>> start INPUT FOR THIS TASK

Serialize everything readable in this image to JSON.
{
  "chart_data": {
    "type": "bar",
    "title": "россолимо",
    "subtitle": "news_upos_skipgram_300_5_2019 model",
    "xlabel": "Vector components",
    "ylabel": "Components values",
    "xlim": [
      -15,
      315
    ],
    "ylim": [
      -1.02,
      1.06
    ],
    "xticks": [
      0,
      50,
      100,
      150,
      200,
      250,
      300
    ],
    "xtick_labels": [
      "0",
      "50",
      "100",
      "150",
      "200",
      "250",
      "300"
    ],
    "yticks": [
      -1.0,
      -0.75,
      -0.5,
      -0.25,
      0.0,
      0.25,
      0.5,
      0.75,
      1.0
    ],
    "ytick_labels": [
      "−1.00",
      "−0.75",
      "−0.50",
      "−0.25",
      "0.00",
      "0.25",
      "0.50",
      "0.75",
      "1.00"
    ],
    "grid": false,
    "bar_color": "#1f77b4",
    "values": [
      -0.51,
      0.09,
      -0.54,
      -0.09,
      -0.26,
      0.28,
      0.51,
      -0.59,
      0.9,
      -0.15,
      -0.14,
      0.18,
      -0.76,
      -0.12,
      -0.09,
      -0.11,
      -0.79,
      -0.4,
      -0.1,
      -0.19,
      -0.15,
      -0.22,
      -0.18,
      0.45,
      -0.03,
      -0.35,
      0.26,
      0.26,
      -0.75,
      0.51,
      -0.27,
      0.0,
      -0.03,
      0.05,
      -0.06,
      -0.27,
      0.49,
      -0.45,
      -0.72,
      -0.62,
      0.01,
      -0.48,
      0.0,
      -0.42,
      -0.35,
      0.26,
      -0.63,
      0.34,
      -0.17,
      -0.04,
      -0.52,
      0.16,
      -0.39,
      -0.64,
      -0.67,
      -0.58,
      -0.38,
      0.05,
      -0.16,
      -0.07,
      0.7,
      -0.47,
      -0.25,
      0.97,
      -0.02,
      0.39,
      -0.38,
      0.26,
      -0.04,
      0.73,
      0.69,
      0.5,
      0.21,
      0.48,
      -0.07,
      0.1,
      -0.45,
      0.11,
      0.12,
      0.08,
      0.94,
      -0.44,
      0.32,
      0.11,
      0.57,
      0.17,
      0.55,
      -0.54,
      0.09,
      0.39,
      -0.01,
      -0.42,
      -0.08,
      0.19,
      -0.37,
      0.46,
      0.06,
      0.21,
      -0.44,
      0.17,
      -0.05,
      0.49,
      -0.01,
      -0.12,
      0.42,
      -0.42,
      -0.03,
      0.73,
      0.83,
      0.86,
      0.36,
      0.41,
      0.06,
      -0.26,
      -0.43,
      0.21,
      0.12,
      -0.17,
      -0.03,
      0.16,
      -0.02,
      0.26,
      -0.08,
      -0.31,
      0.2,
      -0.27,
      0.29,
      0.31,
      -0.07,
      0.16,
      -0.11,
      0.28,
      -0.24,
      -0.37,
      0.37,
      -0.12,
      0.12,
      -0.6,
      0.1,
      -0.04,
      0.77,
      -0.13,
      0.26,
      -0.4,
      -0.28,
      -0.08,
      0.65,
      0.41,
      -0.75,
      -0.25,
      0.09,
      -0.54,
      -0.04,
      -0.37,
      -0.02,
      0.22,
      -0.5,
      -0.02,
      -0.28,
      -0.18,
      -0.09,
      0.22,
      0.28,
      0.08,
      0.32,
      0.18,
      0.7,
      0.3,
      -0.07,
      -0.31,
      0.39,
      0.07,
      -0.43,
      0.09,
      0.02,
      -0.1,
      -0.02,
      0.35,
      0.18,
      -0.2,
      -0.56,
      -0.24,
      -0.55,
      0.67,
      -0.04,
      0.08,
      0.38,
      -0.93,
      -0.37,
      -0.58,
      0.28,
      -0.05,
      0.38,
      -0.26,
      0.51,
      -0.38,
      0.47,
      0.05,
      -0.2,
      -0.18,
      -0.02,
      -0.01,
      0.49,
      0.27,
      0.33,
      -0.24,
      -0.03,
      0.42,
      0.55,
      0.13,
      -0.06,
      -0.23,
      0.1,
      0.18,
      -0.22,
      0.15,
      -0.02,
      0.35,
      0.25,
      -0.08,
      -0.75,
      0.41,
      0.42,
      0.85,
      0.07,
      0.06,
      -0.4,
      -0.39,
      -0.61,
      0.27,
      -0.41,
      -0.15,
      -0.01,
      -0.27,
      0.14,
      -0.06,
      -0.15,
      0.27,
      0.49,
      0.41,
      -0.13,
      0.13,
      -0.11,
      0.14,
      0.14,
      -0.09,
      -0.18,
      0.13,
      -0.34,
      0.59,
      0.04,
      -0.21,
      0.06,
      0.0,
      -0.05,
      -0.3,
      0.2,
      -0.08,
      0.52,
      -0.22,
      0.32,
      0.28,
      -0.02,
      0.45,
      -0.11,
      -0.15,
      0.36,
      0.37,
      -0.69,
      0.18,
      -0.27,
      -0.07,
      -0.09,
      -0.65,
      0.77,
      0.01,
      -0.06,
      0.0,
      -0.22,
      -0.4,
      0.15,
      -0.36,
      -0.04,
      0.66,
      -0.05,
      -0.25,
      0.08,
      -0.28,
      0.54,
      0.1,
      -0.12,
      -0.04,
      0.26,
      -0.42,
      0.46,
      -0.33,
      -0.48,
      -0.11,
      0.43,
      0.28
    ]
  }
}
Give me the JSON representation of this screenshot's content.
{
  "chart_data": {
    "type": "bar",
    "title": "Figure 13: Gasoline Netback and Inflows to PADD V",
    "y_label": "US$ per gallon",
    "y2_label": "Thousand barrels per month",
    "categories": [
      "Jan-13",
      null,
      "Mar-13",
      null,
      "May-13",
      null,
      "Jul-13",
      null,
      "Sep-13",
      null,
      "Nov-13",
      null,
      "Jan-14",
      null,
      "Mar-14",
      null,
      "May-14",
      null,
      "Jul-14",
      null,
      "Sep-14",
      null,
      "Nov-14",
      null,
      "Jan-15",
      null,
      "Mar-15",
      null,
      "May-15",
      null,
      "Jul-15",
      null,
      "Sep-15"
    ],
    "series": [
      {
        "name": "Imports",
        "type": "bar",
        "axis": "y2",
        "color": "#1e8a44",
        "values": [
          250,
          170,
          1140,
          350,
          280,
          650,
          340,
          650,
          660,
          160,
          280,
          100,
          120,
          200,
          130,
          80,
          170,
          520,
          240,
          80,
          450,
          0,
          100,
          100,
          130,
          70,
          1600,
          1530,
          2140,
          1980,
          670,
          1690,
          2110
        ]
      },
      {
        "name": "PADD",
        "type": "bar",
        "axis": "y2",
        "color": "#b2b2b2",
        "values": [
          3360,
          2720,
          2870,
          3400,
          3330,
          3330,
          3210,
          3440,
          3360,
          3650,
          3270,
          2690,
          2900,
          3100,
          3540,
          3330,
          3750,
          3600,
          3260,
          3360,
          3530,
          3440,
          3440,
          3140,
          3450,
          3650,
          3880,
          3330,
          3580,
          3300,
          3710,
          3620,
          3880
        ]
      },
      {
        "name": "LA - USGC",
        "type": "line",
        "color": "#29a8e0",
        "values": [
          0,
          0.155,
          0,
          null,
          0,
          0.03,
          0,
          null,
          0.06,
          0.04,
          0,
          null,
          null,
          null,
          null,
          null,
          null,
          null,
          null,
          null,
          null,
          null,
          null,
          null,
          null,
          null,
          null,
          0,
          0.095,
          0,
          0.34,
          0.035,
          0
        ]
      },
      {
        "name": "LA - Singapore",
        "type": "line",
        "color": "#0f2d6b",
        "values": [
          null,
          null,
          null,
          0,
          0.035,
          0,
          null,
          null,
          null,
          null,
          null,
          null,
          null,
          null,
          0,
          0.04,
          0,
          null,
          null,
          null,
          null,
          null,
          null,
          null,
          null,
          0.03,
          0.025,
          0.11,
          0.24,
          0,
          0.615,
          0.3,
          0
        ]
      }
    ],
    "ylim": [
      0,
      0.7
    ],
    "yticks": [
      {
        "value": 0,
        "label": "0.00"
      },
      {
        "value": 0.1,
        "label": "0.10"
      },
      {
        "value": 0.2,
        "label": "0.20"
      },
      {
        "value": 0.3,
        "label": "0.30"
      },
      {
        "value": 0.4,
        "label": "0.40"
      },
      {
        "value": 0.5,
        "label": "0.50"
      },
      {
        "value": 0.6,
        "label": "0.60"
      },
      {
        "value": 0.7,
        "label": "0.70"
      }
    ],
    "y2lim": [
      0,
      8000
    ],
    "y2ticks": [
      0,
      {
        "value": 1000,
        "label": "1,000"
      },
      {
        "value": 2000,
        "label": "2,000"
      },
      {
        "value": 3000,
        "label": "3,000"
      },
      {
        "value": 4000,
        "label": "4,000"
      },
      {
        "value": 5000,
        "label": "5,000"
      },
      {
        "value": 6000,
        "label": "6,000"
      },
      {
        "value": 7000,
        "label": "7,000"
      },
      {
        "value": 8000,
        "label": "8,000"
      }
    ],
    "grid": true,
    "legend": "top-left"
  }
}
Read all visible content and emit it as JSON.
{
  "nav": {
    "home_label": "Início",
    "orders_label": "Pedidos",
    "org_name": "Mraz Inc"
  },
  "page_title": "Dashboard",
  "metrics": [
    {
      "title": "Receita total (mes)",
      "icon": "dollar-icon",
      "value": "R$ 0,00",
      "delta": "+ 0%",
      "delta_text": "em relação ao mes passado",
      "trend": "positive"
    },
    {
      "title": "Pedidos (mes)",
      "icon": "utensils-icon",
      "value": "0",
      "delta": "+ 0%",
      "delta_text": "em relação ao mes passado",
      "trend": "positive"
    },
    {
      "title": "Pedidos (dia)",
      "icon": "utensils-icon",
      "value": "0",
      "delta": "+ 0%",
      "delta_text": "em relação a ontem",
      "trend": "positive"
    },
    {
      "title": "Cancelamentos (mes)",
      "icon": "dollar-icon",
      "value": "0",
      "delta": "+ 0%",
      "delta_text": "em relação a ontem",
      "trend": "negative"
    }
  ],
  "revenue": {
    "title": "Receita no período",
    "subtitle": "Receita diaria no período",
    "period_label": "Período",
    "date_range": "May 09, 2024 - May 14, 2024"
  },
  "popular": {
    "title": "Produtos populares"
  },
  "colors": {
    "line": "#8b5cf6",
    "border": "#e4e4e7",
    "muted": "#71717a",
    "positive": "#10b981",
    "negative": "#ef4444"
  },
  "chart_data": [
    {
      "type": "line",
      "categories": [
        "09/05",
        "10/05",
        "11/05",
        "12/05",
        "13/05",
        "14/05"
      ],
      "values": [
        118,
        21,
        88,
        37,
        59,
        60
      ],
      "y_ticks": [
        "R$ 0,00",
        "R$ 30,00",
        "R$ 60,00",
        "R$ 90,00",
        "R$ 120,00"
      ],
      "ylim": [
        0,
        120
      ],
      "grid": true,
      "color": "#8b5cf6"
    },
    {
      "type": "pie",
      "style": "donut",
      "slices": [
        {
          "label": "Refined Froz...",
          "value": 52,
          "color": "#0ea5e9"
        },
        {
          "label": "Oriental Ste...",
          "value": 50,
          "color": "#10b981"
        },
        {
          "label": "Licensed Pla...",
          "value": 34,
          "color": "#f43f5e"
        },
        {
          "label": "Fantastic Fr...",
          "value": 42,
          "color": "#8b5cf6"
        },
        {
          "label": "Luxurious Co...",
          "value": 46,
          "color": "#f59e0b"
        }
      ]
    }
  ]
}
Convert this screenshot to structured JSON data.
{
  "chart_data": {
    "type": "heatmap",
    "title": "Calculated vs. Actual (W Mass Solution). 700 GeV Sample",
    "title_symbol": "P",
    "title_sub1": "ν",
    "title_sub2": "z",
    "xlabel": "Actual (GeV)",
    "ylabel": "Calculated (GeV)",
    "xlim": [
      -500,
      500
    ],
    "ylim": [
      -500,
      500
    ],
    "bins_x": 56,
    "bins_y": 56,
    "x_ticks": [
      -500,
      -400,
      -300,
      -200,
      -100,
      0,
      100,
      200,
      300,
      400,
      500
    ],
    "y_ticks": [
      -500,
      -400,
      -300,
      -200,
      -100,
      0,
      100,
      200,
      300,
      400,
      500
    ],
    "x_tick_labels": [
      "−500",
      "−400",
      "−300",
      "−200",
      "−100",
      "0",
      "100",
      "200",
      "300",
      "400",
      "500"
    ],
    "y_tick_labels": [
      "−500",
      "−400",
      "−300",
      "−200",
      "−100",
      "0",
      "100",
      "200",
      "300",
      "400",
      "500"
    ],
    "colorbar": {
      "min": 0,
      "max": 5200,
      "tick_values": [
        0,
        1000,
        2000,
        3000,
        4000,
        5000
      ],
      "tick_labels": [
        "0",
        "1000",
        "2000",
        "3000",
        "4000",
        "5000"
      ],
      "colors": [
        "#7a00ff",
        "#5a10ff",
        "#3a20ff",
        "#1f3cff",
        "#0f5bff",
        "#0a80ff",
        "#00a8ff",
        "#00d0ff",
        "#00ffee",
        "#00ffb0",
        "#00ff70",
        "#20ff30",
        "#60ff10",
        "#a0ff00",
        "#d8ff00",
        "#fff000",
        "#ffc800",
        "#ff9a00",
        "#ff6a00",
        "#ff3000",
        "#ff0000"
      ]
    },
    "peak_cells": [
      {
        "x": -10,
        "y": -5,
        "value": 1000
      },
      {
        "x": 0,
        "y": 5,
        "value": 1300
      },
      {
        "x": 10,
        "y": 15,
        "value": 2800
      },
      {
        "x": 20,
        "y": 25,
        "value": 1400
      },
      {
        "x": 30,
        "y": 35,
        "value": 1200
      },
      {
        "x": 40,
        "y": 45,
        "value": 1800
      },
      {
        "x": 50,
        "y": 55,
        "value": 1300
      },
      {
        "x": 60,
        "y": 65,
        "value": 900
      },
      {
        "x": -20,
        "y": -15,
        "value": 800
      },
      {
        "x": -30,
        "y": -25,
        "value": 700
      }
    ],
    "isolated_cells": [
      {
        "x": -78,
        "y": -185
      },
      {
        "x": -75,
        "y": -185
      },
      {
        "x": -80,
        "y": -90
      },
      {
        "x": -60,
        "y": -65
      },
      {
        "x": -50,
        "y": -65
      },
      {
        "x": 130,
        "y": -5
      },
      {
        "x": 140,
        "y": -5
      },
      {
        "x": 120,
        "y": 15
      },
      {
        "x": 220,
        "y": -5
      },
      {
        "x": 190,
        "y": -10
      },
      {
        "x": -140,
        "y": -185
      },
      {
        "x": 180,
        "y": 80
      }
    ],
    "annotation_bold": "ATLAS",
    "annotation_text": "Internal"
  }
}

>> end INPUT FOR THIS TASK

PROBLEM REQUIREMENTS - Gather all the lines that include the word "Actual" and copy them out.

PROBLEM SOLUTION -
    "title": "Calculated vs. Actual (W Mass Solution). 700 GeV Sample",
    "xlabel": "Actual (GeV)",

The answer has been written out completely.